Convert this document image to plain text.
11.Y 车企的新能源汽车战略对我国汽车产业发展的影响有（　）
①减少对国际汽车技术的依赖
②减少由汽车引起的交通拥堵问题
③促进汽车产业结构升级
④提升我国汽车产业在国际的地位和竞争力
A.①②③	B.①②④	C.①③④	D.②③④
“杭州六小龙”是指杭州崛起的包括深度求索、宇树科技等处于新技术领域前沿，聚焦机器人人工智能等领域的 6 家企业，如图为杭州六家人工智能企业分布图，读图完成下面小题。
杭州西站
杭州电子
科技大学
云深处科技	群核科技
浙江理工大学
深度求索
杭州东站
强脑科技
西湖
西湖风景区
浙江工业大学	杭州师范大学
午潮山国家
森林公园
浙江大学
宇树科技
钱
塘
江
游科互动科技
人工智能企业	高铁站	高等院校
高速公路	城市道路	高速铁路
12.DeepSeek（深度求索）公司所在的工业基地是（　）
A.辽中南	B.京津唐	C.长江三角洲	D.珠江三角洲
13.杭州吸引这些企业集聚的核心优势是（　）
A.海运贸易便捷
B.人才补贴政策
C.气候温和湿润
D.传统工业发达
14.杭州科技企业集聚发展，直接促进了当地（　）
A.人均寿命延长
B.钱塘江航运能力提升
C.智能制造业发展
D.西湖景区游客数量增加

================

▶ EXERCISE BRIEF:
Extract each line from the listing above, please, and repeat it exactly.

▶ WORKED SOLUTION:
Convert this document image to plain text.
11.Y 车企的新能源汽车战略对我国汽车产业发展的影响有（　）
①减少对国际汽车技术的依赖
②减少由汽车引起的交通拥堵问题
③促进汽车产业结构升级
④提升我国汽车产业在国际的地位和竞争力
A.①②③	B.①②④	C.①③④	D.②③④
“杭州六小龙”是指杭州崛起的包括深度求索、宇树科技等处于新技术领域前沿，聚焦机器人人工智能等领域的 6 家企业，如图为杭州六家人工智能企业分布图，读图完成下面小题。
杭州西站
杭州电子
科技大学
云深处科技	群核科技
浙江理工大学
深度求索
杭州东站
强脑科技
西湖
西湖风景区
浙江工业大学	杭州师范大学
午潮山国家
森林公园
浙江大学
宇树科技
钱
塘
江
游科互动科技
人工智能企业	高铁站	高等院校
高速公路	城市道路	高速铁路
12.DeepSeek（深度求索）公司所在的工业基地是（　）
A.辽中南	B.京津唐	C.长江三角洲	D.珠江三角洲
13.杭州吸引这些企业集聚的核心优势是（　）
A.海运贸易便捷
B.人才补贴政策
C.气候温和湿润
D.传统工业发达
14.杭州科技企业集聚发展，直接促进了当地（　）
A.人均寿命延长
B.钱塘江航运能力提升
C.智能制造业发展
D.西湖景区游客数量增加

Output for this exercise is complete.